### Document text

# Table of Contents
* [Import, Overview and Data Preparations](#1)
* [Explore Categorical Features](#2)
* [Explore Numerical Features](#3)
* [Explore Time Features](#4)
* [Wordcloud of Titles](#5)
* [Top 10](#6)
* [Filter Articles by Keyword](#7)

In [None]:
# packages

# standard
import numpy as np
import pandas as pd

# plot
import matplotlib.pyplot as plt

# wordcloud
from wordcloud import WordCloud, STOPWORDS, ImageColorGenerator

<a id='1'></a>
# Import, Overview and Data Preparations

In [None]:
# load data
df = pd.read_csv('../input/towards-data-science-articles-dataset-20102021/tds_data.csv')
df.head(10)

In [None]:
n_rows = df.shape[0]
print('Number of rows:', n_rows)

In [None]:
df.info()

In [None]:
# date handling
df['publish_date']= pd.to_datetime(df['publish_date'])
# extract month and year and add to data frame
df['Year'] = df.publish_date.dt.year
df['Month'] = df.publish_date.dt.month
# combined year/month
df['Year_Month'] = df['Year'].astype(str) + '_' + df['Month'].astype(str)

<a id='2'></a>
# Explore Categorical Features

In [None]:
# authors
plt.figure(figsize=(12,6))
df.author.value_counts()[0:25].plot(kind='bar')
plt.title('Authors - Top 25')
plt.grid()
plt.show()

######
### Input records

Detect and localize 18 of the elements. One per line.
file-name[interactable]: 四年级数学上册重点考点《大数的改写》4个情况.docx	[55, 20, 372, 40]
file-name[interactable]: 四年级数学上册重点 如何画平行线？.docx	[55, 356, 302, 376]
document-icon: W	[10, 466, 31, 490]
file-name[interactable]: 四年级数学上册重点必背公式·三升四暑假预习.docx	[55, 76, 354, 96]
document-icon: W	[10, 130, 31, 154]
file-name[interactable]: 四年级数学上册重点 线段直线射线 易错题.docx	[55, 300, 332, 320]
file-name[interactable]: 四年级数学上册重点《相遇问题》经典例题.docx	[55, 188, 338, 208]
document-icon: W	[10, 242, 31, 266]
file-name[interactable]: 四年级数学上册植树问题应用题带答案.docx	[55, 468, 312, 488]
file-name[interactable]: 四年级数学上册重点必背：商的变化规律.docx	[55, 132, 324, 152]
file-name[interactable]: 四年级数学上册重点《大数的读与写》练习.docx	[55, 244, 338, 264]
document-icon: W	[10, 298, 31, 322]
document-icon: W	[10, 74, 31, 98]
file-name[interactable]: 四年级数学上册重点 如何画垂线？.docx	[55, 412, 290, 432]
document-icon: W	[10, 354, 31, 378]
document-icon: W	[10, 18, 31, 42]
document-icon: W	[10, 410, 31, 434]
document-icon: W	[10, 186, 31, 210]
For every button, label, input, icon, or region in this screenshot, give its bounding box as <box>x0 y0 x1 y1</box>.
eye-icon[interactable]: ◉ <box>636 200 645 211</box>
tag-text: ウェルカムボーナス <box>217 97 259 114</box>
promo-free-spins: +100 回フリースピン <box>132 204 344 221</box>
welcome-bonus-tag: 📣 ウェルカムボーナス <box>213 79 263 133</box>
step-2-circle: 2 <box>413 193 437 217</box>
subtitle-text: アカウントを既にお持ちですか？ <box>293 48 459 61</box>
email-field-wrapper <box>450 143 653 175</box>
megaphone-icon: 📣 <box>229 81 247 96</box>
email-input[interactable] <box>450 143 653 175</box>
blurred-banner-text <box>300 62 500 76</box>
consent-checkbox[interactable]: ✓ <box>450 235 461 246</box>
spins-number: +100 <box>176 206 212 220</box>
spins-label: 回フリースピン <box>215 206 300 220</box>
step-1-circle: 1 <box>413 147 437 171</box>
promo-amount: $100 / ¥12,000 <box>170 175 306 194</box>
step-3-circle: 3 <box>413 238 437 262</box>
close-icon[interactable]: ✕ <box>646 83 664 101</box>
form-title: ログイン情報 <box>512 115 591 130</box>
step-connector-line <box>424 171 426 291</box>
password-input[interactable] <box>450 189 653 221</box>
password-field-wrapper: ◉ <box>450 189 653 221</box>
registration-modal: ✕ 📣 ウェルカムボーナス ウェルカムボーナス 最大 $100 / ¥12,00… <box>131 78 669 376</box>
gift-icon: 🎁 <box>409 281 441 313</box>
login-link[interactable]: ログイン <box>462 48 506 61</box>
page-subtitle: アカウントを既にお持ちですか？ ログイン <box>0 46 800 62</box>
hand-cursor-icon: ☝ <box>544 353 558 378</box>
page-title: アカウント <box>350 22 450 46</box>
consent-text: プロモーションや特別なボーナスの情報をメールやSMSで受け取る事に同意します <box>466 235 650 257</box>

######

> [Required work]:
A) Copy the records word for word, starting at their first line and ending with the line that contains "For every button, label, input, icon, or". Include both of those lines.
B) Continue the Towards Data Science articles analysis from the point where it stops.

> [Results in order]:
A)
Detect and localize 18 of the elements. One per line.
file-name[interactable]: 四年级数学上册重点考点《大数的改写》4个情况.docx	[55, 20, 372, 40]
file-name[interactable]: 四年级数学上册重点 如何画平行线？.docx	[55, 356, 302, 376]
document-icon: W	[10, 466, 31, 490]
file-name[interactable]: 四年级数学上册重点必背公式·三升四暑假预习.docx	[55, 76, 354, 96]
document-icon: W	[10, 130, 31, 154]
file-name[interactable]: 四年级数学上册重点 线段直线射线 易错题.docx	[55, 300, 332, 320]
file-name[interactable]: 四年级数学上册重点《相遇问题》经典例题.docx	[55, 188, 338, 208]
document-icon: W	[10, 242, 31, 266]
file-name[interactable]: 四年级数学上册植树问题应用题带答案.docx	[55, 468, 312, 488]
file-name[interactable]: 四年级数学上册重点必背：商的变化规律.docx	[55, 132, 324, 152]
file-name[interactable]: 四年级数学上册重点《大数的读与写》练习.docx	[55, 244, 338, 264]
document-icon: W	[10, 298, 31, 322]
document-icon: W	[10, 74, 31, 98]
file-name[interactable]: 四年级数学上册重点 如何画垂线？.docx	[55, 412, 290, 432]
document-icon: W	[10, 354, 31, 378]
document-icon: W	[10, 18, 31, 42]
document-icon: W	[10, 410, 31, 434]
document-icon: W	[10, 186, 31, 210]
For every button, label, input, icon, or region in this screenshot, give its bounding box as <box>x0 y0 x1 y1</box>.

B)
In [None]:
# paid
plt.figure(figsize=(8,6))
df.paid.value_counts().plot(kind='bar')
plt.title('Paid')
plt.grid()
plt.show()

<a id='3'></a>
# Explore Numerical Features

In [None]:
# define numerical features
features_num = ['claps', 'responses', 'reading_time']

In [None]:
# basic stats of numerical features
df[features_num].describe()

### Distributions:

In [None]:
# plot numerical features
for f in features_num:
    fig, (ax1, ax2) = plt.subplots(1, 2, figsize=(12,5))
    
    ax1.hist(df[f], bins=50)
    ax1.grid()
    ax1.set_title(f)
    
    ax2.boxplot(df[f], vert=False)
    ax2.grid()   
    ax2.set_title(f)
    
    plt.show()

### Logarithmic Plots:

In [None]:
# responses - log plot for non-zeroes
tmp_vals = df.responses[df.responses>0]
perc_0 = ((df.responses[df.responses==0]).shape[0]) / n_rows 
perc_0 = np.round(100*perc_0, 2)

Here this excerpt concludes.